— Data records —
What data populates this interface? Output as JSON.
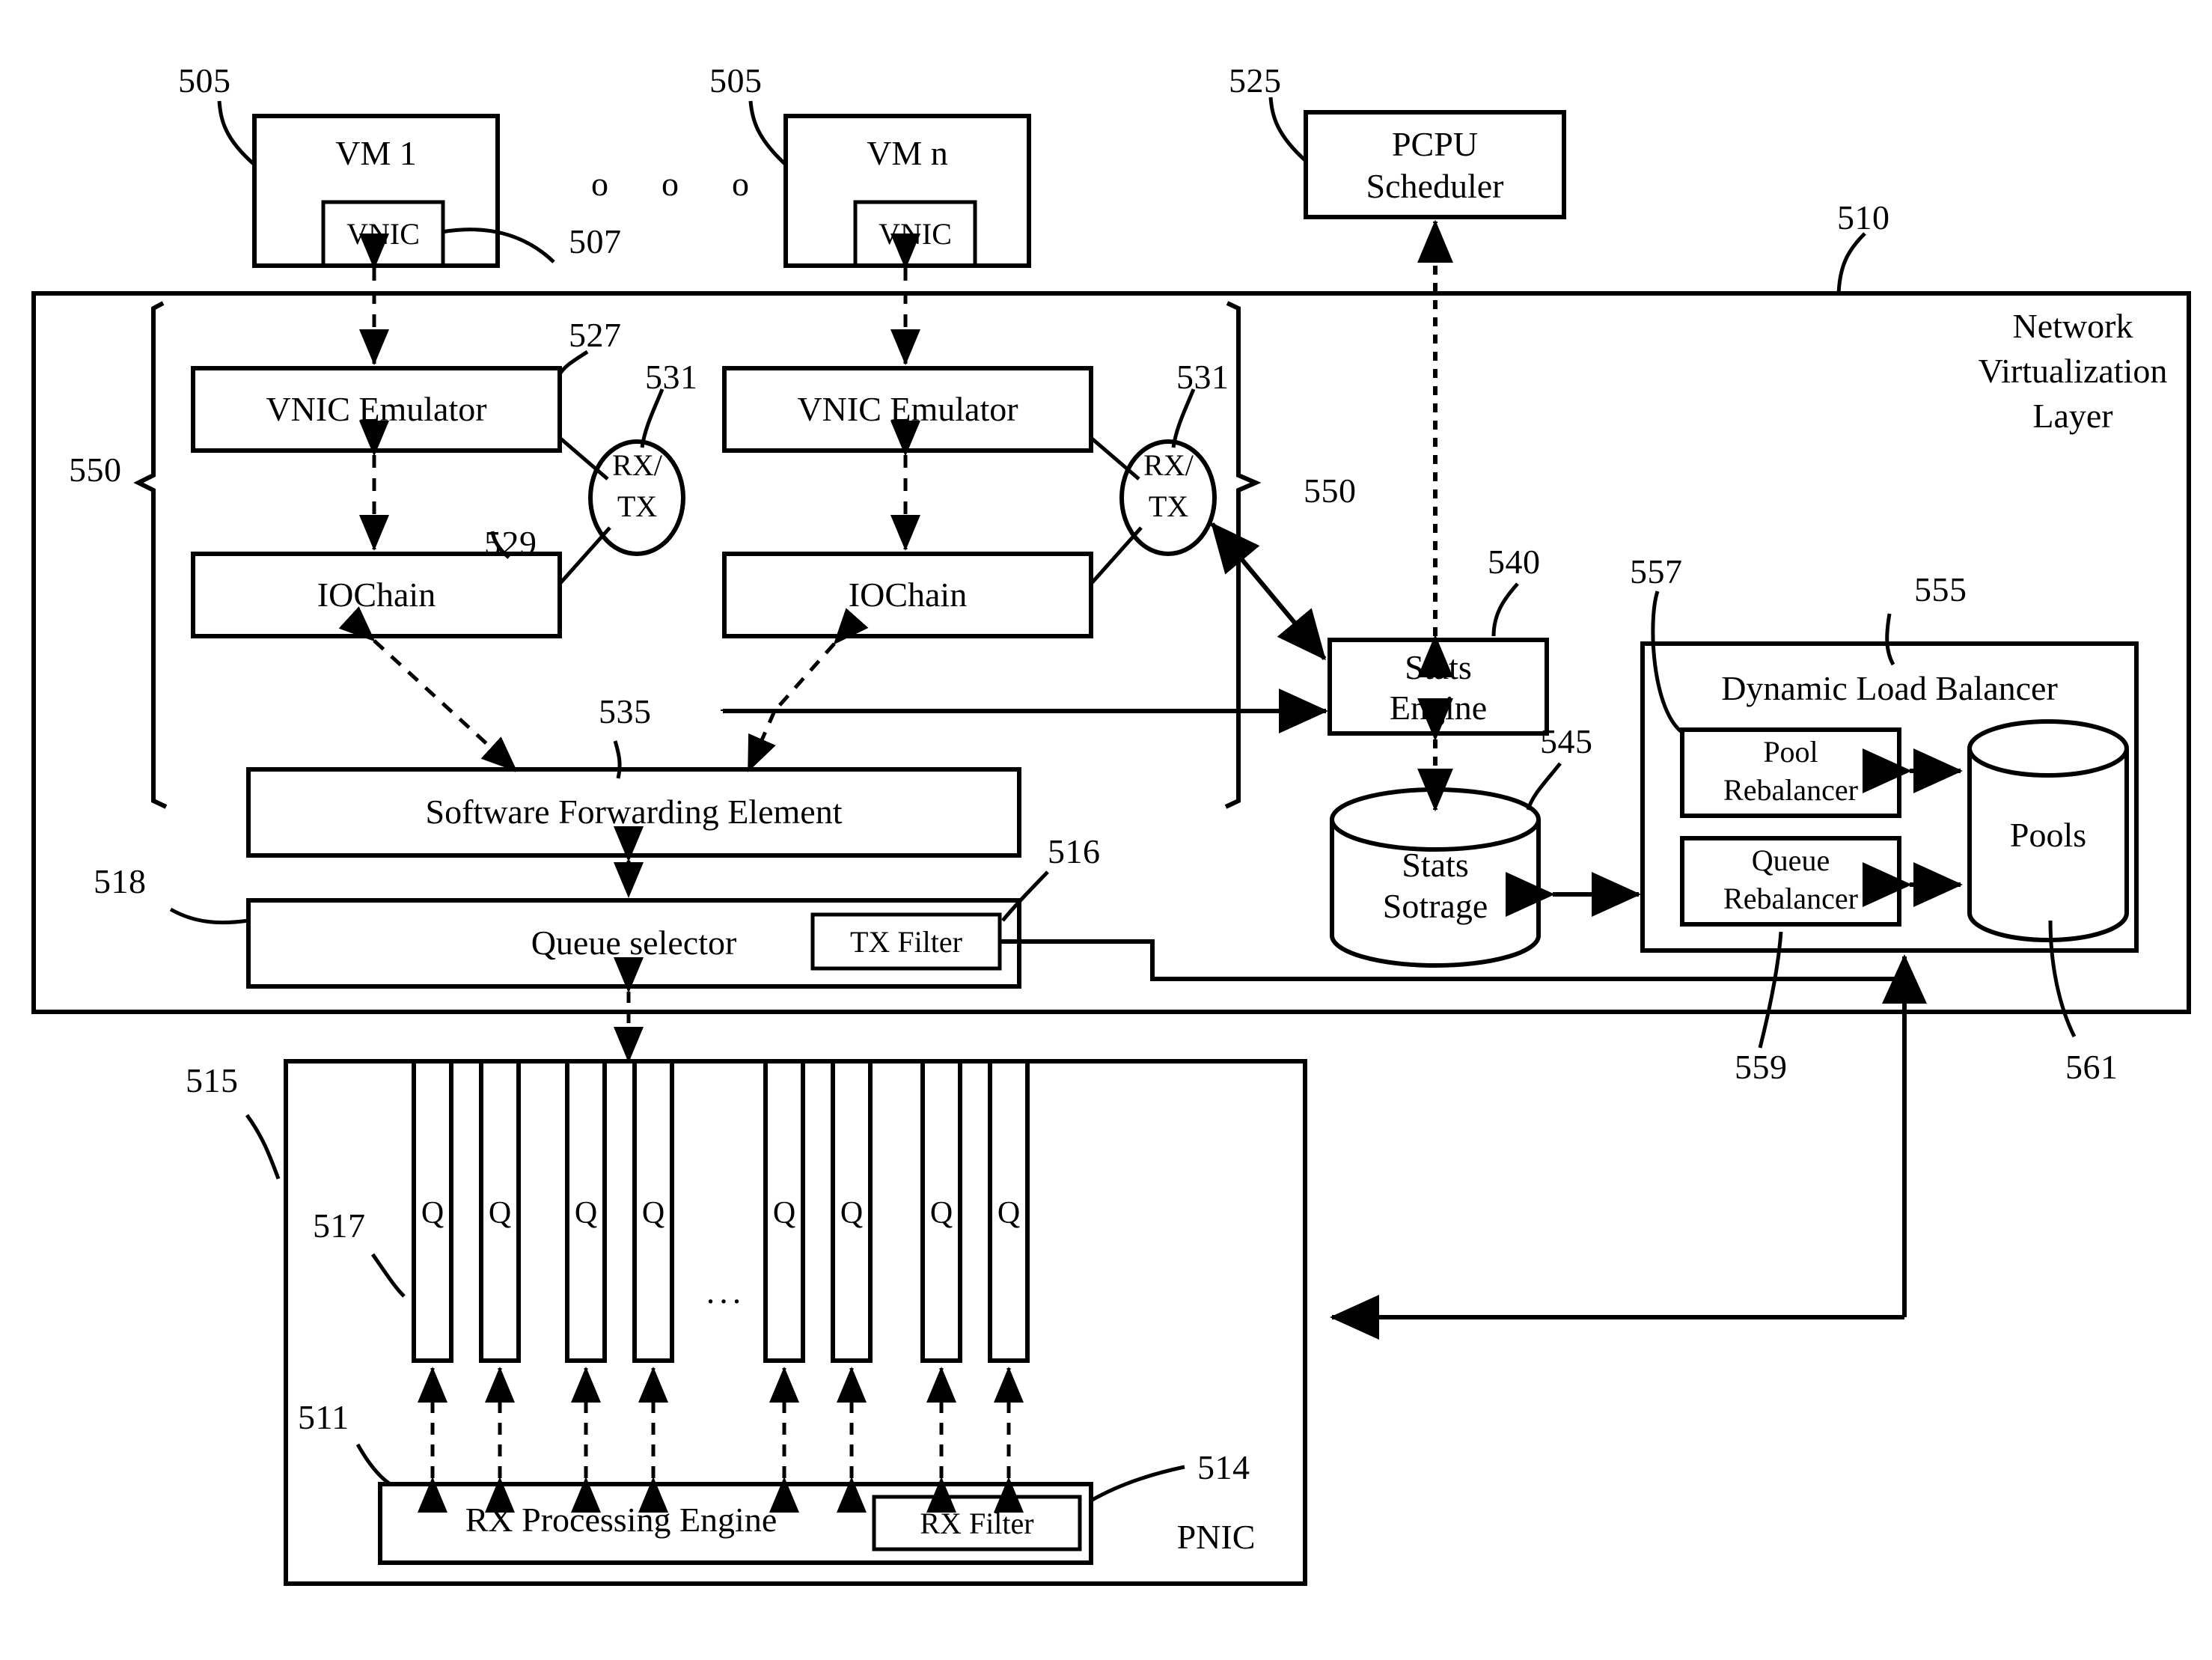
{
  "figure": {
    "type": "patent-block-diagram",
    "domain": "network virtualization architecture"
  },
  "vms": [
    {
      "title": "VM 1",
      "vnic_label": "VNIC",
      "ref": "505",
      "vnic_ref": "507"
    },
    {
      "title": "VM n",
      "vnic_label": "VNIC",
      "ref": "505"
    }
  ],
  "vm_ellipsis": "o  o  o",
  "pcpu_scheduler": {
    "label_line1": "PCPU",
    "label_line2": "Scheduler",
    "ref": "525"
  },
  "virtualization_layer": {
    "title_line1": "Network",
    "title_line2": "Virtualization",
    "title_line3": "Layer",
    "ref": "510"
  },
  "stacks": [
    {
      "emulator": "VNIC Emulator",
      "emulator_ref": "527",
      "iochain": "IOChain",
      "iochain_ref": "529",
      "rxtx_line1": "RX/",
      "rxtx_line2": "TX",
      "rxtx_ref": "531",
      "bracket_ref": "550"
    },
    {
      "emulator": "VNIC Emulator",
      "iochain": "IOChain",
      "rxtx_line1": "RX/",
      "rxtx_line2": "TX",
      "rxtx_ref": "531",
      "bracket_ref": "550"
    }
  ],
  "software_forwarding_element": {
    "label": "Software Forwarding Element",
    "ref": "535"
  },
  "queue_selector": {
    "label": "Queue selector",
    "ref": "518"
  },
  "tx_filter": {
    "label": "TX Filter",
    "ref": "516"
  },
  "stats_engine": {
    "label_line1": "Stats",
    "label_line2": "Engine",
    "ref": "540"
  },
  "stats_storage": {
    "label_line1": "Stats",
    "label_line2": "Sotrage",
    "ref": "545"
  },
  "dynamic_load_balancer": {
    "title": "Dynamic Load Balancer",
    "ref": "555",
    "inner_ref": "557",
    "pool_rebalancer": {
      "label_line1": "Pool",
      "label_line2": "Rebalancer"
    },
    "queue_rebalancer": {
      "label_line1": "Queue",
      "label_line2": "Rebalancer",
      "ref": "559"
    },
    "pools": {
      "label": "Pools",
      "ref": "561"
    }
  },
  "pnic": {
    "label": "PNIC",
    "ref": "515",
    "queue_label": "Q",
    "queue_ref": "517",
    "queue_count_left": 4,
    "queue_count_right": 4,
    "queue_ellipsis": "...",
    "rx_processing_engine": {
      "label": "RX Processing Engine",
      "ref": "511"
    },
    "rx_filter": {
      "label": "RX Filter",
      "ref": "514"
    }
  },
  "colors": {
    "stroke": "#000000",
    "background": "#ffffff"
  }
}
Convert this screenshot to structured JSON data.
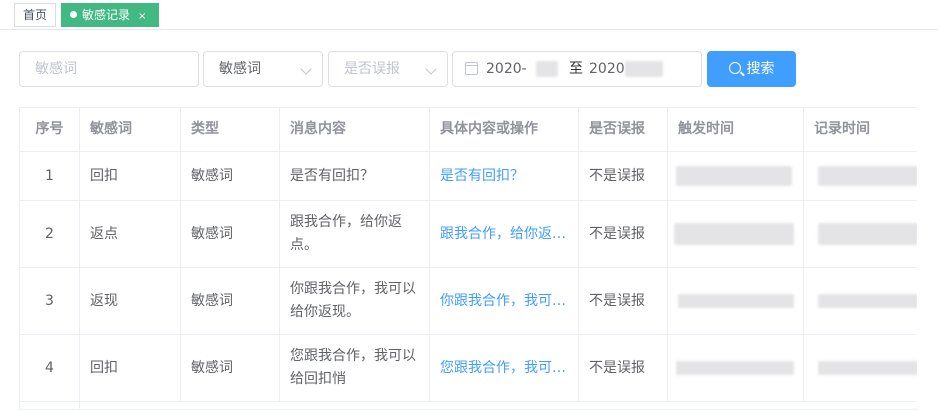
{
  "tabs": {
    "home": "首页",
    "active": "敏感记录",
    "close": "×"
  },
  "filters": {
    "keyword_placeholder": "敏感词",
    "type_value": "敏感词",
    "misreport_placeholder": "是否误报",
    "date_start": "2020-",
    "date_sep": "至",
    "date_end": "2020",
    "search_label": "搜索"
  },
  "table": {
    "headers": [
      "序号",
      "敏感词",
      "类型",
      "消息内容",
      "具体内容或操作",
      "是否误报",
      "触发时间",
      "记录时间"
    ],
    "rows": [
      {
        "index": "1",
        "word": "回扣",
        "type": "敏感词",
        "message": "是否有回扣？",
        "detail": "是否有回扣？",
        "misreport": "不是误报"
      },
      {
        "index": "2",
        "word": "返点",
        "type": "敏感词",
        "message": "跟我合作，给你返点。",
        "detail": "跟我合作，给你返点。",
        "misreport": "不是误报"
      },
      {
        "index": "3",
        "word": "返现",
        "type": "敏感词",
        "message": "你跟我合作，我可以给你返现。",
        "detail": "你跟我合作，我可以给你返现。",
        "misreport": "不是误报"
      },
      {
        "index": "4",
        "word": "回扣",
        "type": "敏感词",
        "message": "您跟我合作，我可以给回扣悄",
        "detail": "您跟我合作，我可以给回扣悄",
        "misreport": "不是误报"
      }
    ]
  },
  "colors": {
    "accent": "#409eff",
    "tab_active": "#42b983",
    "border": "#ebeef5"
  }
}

— EXERCISE BRIEF —
Copy all the data exactly as written, but skip any picture.

— SOLUTION TO THIS TASK —
What data populates this interface? Output as JSON.
{
  "figure": {
    "type": "patent-block-diagram",
    "domain": "network virtualization architecture"
  },
  "vms": [
    {
      "title": "VM 1",
      "vnic_label": "VNIC",
      "ref": "505",
      "vnic_ref": "507"
    },
    {
      "title": "VM n",
      "vnic_label": "VNIC",
      "ref": "505"
    }
  ],
  "vm_ellipsis": "o  o  o",
  "pcpu_scheduler": {
    "label_line1": "PCPU",
    "label_line2": "Scheduler",
    "ref": "525"
  },
  "virtualization_layer": {
    "title_line1": "Network",
    "title_line2": "Virtualization",
    "title_line3": "Layer",
    "ref": "510"
  },
  "stacks": [
    {
      "emulator": "VNIC Emulator",
      "emulator_ref": "527",
      "iochain": "IOChain",
      "iochain_ref": "529",
      "rxtx_line1": "RX/",
      "rxtx_line2": "TX",
      "rxtx_ref": "531",
      "bracket_ref": "550"
    },
    {
      "emulator": "VNIC Emulator",
      "iochain": "IOChain",
      "rxtx_line1": "RX/",
      "rxtx_line2": "TX",
      "rxtx_ref": "531",
      "bracket_ref": "550"
    }
  ],
  "software_forwarding_element": {
    "label": "Software Forwarding Element",
    "ref": "535"
  },
  "queue_selector": {
    "label": "Queue selector",
    "ref": "518"
  },
  "tx_filter": {
    "label": "TX Filter",
    "ref": "516"
  },
  "stats_engine": {
    "label_line1": "Stats",
    "label_line2": "Engine",
    "ref": "540"
  },
  "stats_storage": {
    "label_line1": "Stats",
    "label_line2": "Sotrage",
    "ref": "545"
  },
  "dynamic_load_balancer": {
    "title": "Dynamic Load Balancer",
    "ref": "555",
    "inner_ref": "557",
    "pool_rebalancer": {
      "label_line1": "Pool",
      "label_line2": "Rebalancer"
    },
    "queue_rebalancer": {
      "label_line1": "Queue",
      "label_line2": "Rebalancer",
      "ref": "559"
    },
    "pools": {
      "label": "Pools",
      "ref": "561"
    }
  },
  "pnic": {
    "label": "PNIC",
    "ref": "515",
    "queue_label": "Q",
    "queue_ref": "517",
    "queue_count_left": 4,
    "queue_count_right": 4,
    "queue_ellipsis": "...",
    "rx_processing_engine": {
      "label": "RX Processing Engine",
      "ref": "511"
    },
    "rx_filter": {
      "label": "RX Filter",
      "ref": "514"
    }
  },
  "colors": {
    "stroke": "#000000",
    "background": "#ffffff"
  }
}
Convert this screenshot to structured JSON data.
{
  "tabs": {
    "home": "首页",
    "active": "敏感记录",
    "close": "×"
  },
  "filters": {
    "keyword_placeholder": "敏感词",
    "type_value": "敏感词",
    "misreport_placeholder": "是否误报",
    "date_start": "2020-",
    "date_sep": "至",
    "date_end": "2020",
    "search_label": "搜索"
  },
  "table": {
    "headers": [
      "序号",
      "敏感词",
      "类型",
      "消息内容",
      "具体内容或操作",
      "是否误报",
      "触发时间",
      "记录时间"
    ],
    "rows": [
      {
        "index": "1",
        "word": "回扣",
        "type": "敏感词",
        "message": "是否有回扣？",
        "detail": "是否有回扣？",
        "misreport": "不是误报"
      },
      {
        "index": "2",
        "word": "返点",
        "type": "敏感词",
        "message": "跟我合作，给你返点。",
        "detail": "跟我合作，给你返点。",
        "misreport": "不是误报"
      },
      {
        "index": "3",
        "word": "返现",
        "type": "敏感词",
        "message": "你跟我合作，我可以给你返现。",
        "detail": "你跟我合作，我可以给你返现。",
        "misreport": "不是误报"
      },
      {
        "index": "4",
        "word": "回扣",
        "type": "敏感词",
        "message": "您跟我合作，我可以给回扣悄",
        "detail": "您跟我合作，我可以给回扣悄",
        "misreport": "不是误报"
      }
    ]
  },
  "colors": {
    "accent": "#409eff",
    "tab_active": "#42b983",
    "border": "#ebeef5"
  }
}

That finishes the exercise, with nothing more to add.